* [To do]: Reproduce the material word for word; the images stay out.

* [Saved data entries]:
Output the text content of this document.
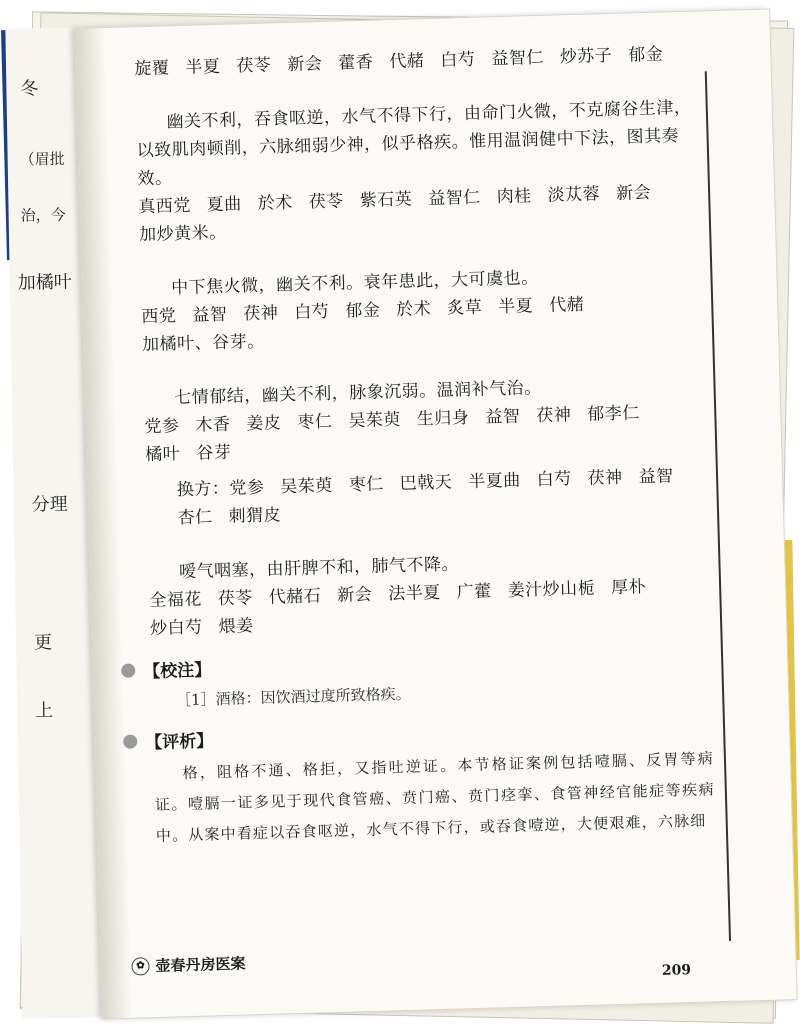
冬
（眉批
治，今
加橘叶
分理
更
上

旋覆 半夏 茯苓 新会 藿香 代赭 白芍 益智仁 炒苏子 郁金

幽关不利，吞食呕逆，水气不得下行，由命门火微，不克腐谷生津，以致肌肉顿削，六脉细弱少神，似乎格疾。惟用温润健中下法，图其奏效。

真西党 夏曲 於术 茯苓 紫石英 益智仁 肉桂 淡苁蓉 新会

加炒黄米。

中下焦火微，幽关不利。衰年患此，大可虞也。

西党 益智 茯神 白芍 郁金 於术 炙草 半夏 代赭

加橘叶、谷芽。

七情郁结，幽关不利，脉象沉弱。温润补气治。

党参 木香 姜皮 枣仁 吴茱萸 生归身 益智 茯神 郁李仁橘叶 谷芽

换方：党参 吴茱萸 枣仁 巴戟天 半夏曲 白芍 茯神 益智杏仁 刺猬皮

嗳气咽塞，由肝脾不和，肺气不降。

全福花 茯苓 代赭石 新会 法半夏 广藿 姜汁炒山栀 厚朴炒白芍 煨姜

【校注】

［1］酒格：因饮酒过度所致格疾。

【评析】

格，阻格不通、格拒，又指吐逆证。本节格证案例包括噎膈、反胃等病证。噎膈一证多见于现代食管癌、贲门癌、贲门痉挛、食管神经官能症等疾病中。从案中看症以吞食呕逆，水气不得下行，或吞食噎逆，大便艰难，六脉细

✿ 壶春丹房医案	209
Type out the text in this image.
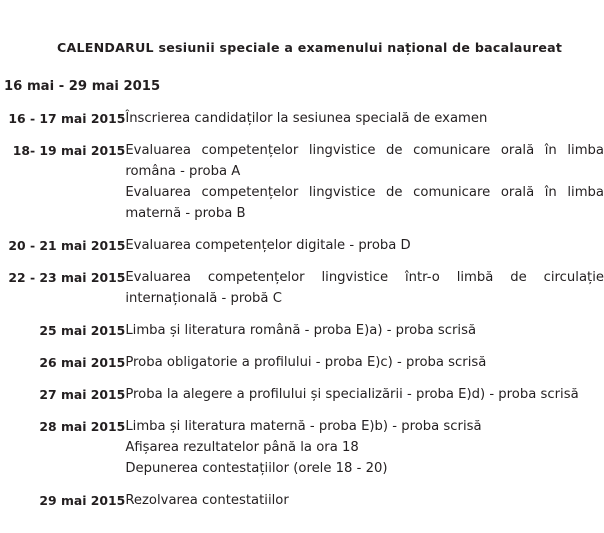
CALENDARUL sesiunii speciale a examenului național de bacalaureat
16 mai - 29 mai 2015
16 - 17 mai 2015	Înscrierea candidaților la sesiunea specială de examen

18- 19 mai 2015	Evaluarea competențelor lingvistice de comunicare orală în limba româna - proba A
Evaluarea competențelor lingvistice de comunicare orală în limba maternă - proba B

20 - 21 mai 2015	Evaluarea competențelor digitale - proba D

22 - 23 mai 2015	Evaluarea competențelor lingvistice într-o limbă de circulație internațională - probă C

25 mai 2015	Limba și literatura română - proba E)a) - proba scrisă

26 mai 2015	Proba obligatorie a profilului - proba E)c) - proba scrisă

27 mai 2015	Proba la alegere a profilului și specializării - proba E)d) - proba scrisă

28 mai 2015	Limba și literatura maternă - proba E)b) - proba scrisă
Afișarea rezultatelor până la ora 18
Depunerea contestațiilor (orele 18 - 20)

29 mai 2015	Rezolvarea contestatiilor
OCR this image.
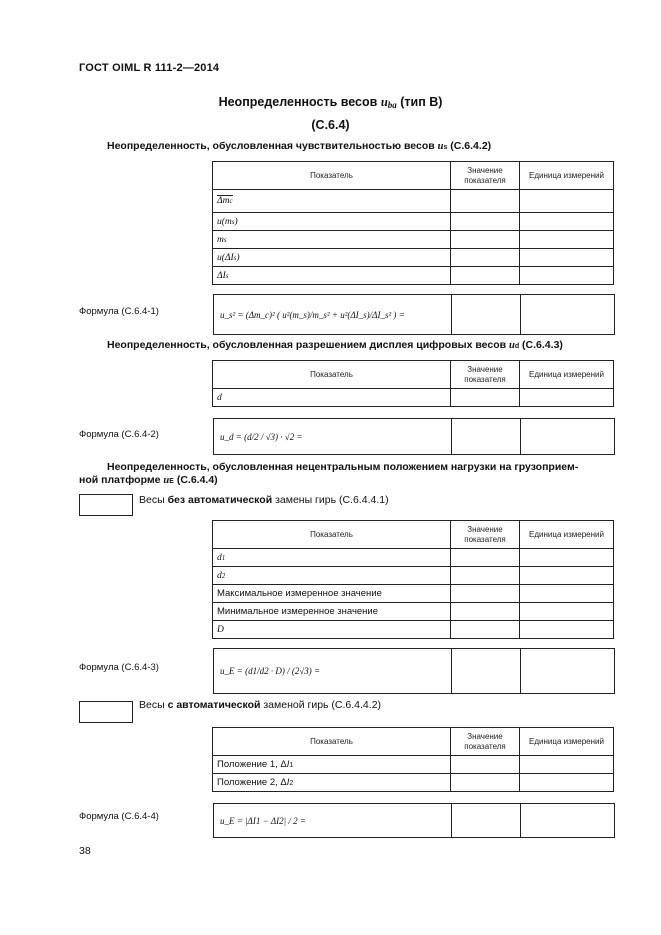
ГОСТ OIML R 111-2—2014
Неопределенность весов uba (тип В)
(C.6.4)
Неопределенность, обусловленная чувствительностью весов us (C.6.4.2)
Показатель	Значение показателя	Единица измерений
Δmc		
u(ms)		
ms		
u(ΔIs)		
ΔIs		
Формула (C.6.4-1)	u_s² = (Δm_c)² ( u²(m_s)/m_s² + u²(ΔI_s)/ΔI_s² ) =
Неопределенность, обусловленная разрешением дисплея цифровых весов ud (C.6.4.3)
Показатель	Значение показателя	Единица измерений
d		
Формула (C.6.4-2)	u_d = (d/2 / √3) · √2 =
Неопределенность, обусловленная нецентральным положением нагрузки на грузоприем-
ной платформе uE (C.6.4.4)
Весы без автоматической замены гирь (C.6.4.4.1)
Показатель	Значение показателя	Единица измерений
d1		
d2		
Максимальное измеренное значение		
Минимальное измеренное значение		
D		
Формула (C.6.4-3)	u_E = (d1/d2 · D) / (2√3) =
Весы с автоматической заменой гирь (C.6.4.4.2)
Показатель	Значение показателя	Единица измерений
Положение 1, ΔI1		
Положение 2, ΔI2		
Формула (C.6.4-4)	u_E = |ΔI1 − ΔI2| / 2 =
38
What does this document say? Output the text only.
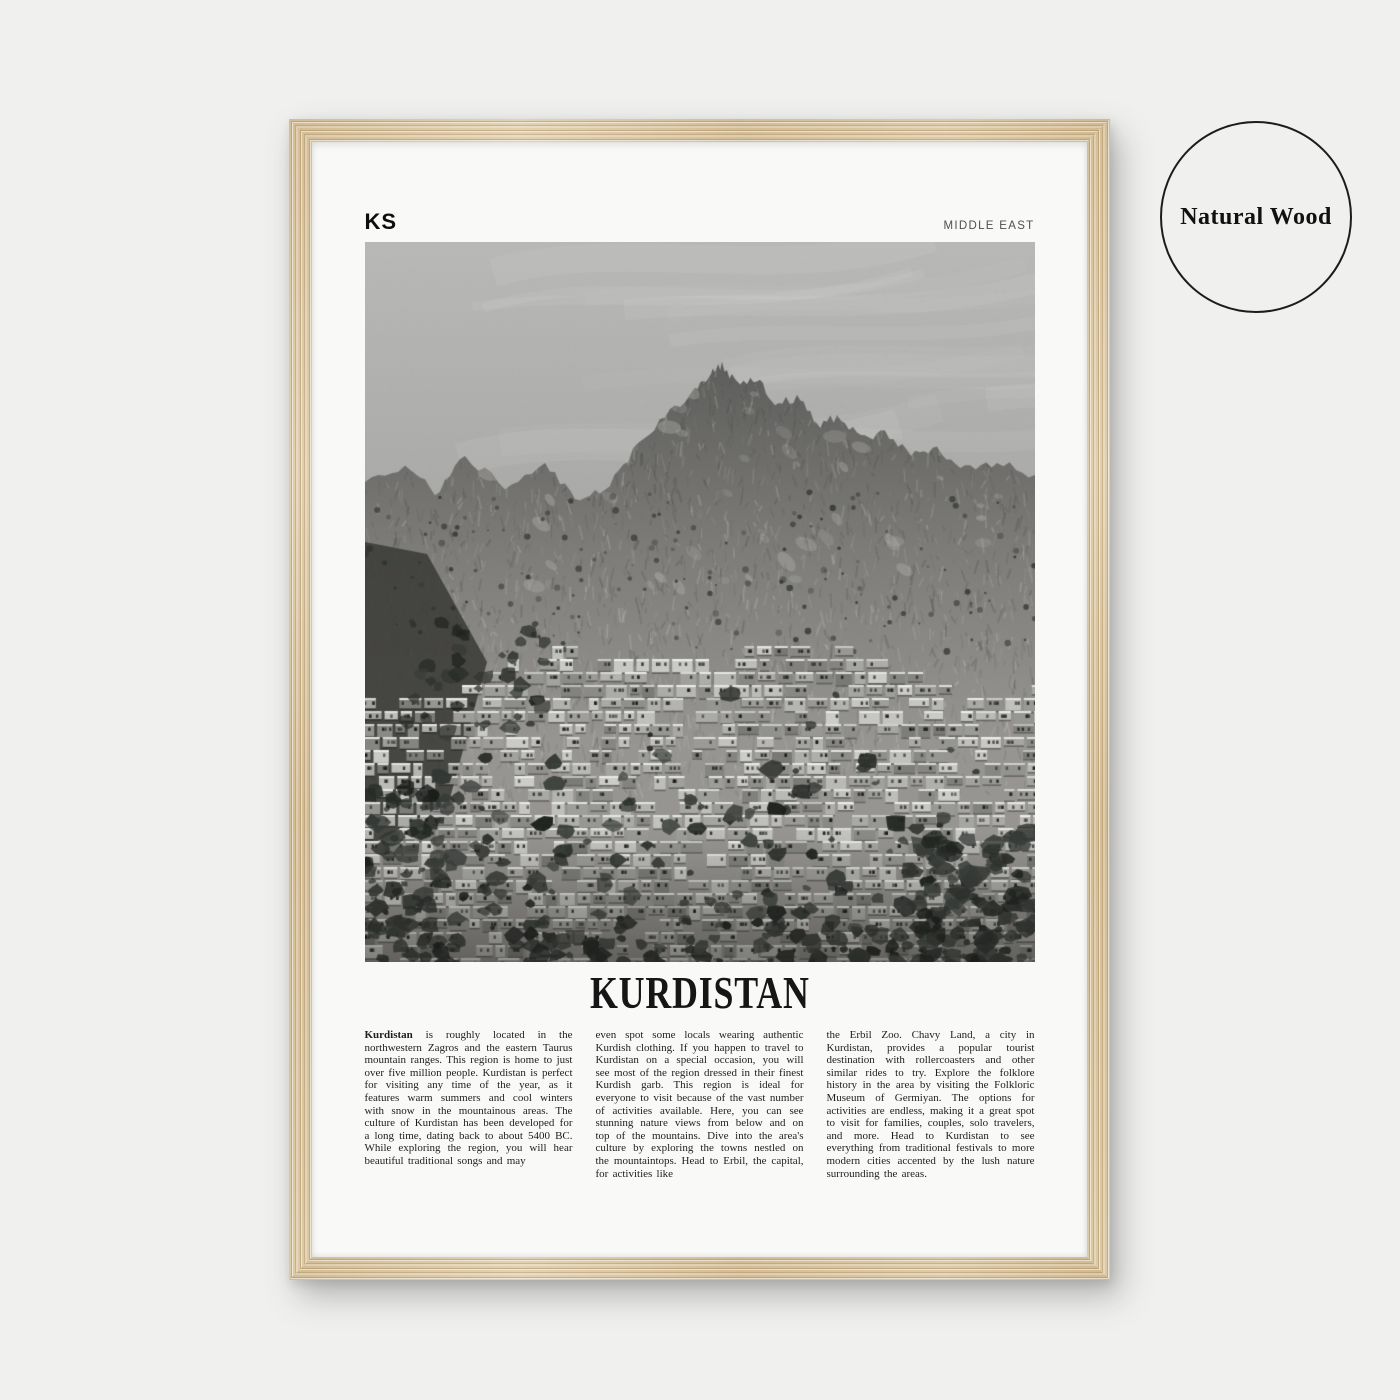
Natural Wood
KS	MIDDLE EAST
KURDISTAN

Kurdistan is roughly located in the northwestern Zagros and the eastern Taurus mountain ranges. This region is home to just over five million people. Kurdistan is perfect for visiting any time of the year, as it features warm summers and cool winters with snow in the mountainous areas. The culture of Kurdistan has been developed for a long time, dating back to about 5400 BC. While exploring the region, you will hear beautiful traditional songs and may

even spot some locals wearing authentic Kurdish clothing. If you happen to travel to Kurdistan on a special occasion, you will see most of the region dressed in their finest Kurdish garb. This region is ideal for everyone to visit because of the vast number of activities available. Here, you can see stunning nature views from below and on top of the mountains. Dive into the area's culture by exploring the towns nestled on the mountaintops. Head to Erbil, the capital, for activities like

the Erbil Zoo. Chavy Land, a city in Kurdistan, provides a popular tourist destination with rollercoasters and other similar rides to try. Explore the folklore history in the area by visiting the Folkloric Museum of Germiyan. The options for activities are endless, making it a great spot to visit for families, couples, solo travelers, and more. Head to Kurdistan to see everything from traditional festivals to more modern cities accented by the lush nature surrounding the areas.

* [Solved exercise]:
Output the text content of this document.
冬
（眉批
治，今
加橘叶
分理
更
上

旋覆 半夏 茯苓 新会 藿香 代赭 白芍 益智仁 炒苏子 郁金

幽关不利，吞食呕逆，水气不得下行，由命门火微，不克腐谷生津，以致肌肉顿削，六脉细弱少神，似乎格疾。惟用温润健中下法，图其奏效。

真西党 夏曲 於术 茯苓 紫石英 益智仁 肉桂 淡苁蓉 新会

加炒黄米。

中下焦火微，幽关不利。衰年患此，大可虞也。

西党 益智 茯神 白芍 郁金 於术 炙草 半夏 代赭

加橘叶、谷芽。

七情郁结，幽关不利，脉象沉弱。温润补气治。

党参 木香 姜皮 枣仁 吴茱萸 生归身 益智 茯神 郁李仁橘叶 谷芽

换方：党参 吴茱萸 枣仁 巴戟天 半夏曲 白芍 茯神 益智杏仁 刺猬皮

嗳气咽塞，由肝脾不和，肺气不降。

全福花 茯苓 代赭石 新会 法半夏 广藿 姜汁炒山栀 厚朴炒白芍 煨姜

【校注】

［1］酒格：因饮酒过度所致格疾。

【评析】

格，阻格不通、格拒，又指吐逆证。本节格证案例包括噎膈、反胃等病证。噎膈一证多见于现代食管癌、贲门癌、贲门痉挛、食管神经官能症等疾病中。从案中看症以吞食呕逆，水气不得下行，或吞食噎逆，大便艰难，六脉细

✿ 壶春丹房医案	209
Type out the text in this image.
CALENDARUL sesiunii speciale a examenului național de bacalaureat
16 mai - 29 mai 2015
16 - 17 mai 2015	Înscrierea candidaților la sesiunea specială de examen

18- 19 mai 2015	Evaluarea competențelor lingvistice de comunicare orală în limba româna - proba A
Evaluarea competențelor lingvistice de comunicare orală în limba maternă - proba B

20 - 21 mai 2015	Evaluarea competențelor digitale - proba D

22 - 23 mai 2015	Evaluarea competențelor lingvistice într-o limbă de circulație internațională - probă C

25 mai 2015	Limba și literatura română - proba E)a) - proba scrisă

26 mai 2015	Proba obligatorie a profilului - proba E)c) - proba scrisă

27 mai 2015	Proba la alegere a profilului și specializării - proba E)d) - proba scrisă

28 mai 2015	Limba și literatura maternă - proba E)b) - proba scrisă
Afișarea rezultatelor până la ora 18
Depunerea contestațiilor (orele 18 - 20)

29 mai 2015	Rezolvarea contestatiilor
OCR this image.
ГОСТ OIML R 111-2—2014
Неопределенность весов uba (тип В)
(C.6.4)
Неопределенность, обусловленная чувствительностью весов us (C.6.4.2)
Показатель	Значение показателя	Единица измерений
Δmc		
u(ms)		
ms		
u(ΔIs)		
ΔIs		
Формула (C.6.4-1)	u_s² = (Δm_c)² ( u²(m_s)/m_s² + u²(ΔI_s)/ΔI_s² ) =
Неопределенность, обусловленная разрешением дисплея цифровых весов ud (C.6.4.3)
Показатель	Значение показателя	Единица измерений
d		
Формула (C.6.4-2)	u_d = (d/2 / √3) · √2 =
Неопределенность, обусловленная нецентральным положением нагрузки на грузоприем-
ной платформе uE (C.6.4.4)
Весы без автоматической замены гирь (C.6.4.4.1)
Показатель	Значение показателя	Единица измерений
d1		
d2		
Максимальное измеренное значение		
Минимальное измеренное значение		
D		
Формула (C.6.4-3)	u_E = (d1/d2 · D) / (2√3) =
Весы с автоматической заменой гирь (C.6.4.4.2)
Показатель	Значение показателя	Единица измерений
Положение 1, ΔI1		
Положение 2, ΔI2		
Формула (C.6.4-4)	u_E = |ΔI1 − ΔI2| / 2 =
38
What does this document say? Output the text only.
Natural Wood
KS	MIDDLE EAST
KURDISTAN

Kurdistan is roughly located in the northwestern Zagros and the eastern Taurus mountain ranges. This region is home to just over five million people. Kurdistan is perfect for visiting any time of the year, as it features warm summers and cool winters with snow in the mountainous areas. The culture of Kurdistan has been developed for a long time, dating back to about 5400 BC. While exploring the region, you will hear beautiful traditional songs and may

even spot some locals wearing authentic Kurdish clothing. If you happen to travel to Kurdistan on a special occasion, you will see most of the region dressed in their finest Kurdish garb. This region is ideal for everyone to visit because of the vast number of activities available. Here, you can see stunning nature views from below and on top of the mountains. Dive into the area's culture by exploring the towns nestled on the mountaintops. Head to Erbil, the capital, for activities like

the Erbil Zoo. Chavy Land, a city in Kurdistan, provides a popular tourist destination with rollercoasters and other similar rides to try. Explore the folklore history in the area by visiting the Folkloric Museum of Germiyan. The options for activities are endless, making it a great spot to visit for families, couples, solo travelers, and more. Head to Kurdistan to see everything from traditional festivals to more modern cities accented by the lush nature surrounding the areas.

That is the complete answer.